■ Short problem ■
Copy out the lines that include the word "入职通知书".

Extracted records:
━━━━━━━━━━━━━━━━━━━━

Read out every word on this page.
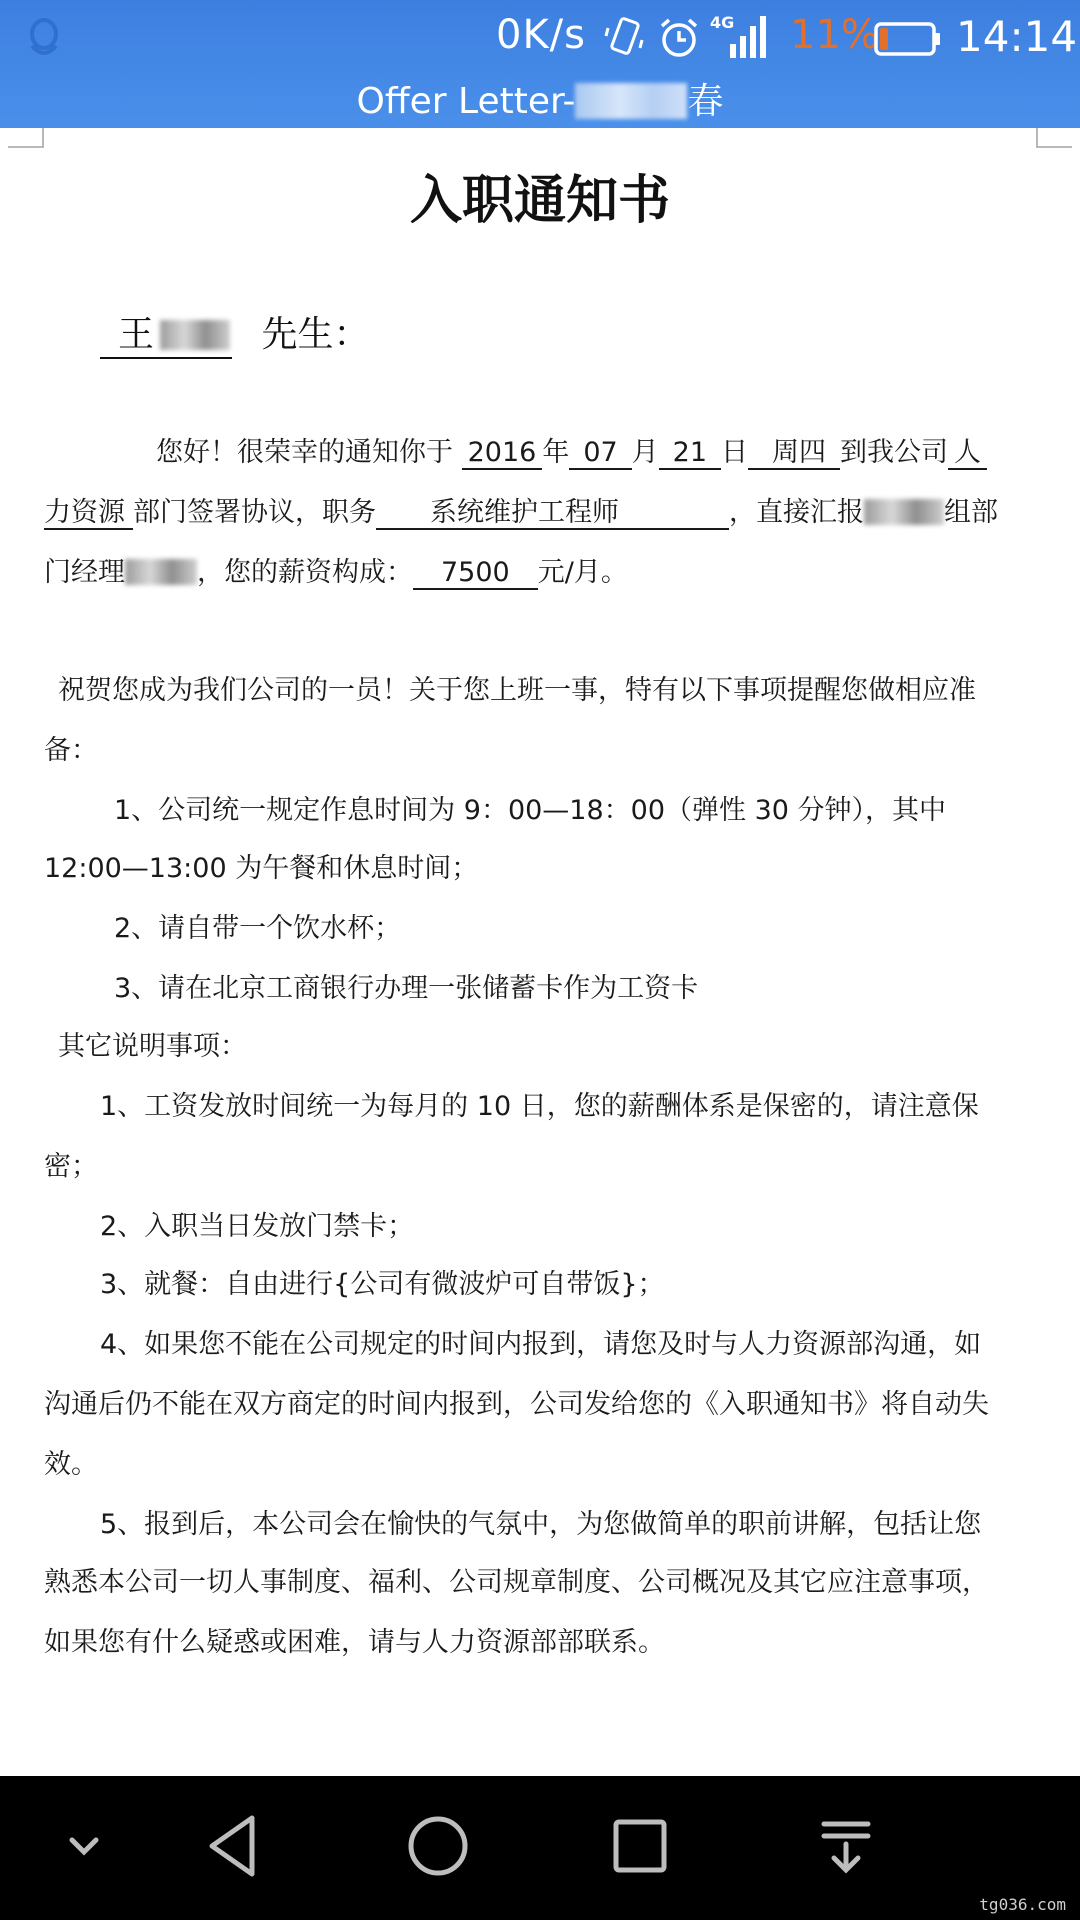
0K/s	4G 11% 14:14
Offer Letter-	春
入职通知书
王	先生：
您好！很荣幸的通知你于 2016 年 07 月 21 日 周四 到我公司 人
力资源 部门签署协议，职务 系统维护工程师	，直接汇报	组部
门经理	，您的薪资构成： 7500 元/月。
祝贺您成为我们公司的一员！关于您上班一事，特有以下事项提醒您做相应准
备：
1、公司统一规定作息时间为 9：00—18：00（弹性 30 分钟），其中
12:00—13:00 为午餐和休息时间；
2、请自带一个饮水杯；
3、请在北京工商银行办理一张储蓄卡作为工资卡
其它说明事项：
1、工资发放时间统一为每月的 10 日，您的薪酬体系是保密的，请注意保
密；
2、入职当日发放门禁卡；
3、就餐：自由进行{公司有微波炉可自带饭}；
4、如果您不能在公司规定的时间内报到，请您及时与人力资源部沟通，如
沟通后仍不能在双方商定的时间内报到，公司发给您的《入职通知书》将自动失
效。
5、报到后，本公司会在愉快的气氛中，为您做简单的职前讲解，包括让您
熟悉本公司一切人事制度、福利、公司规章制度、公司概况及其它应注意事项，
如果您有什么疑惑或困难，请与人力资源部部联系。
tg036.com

━━━━━━━━━━━━━━━━━━━━

■ Answer below ■
入职通知书
沟通后仍不能在双方商定的时间内报到，公司发给您的《入职通知书》将自动失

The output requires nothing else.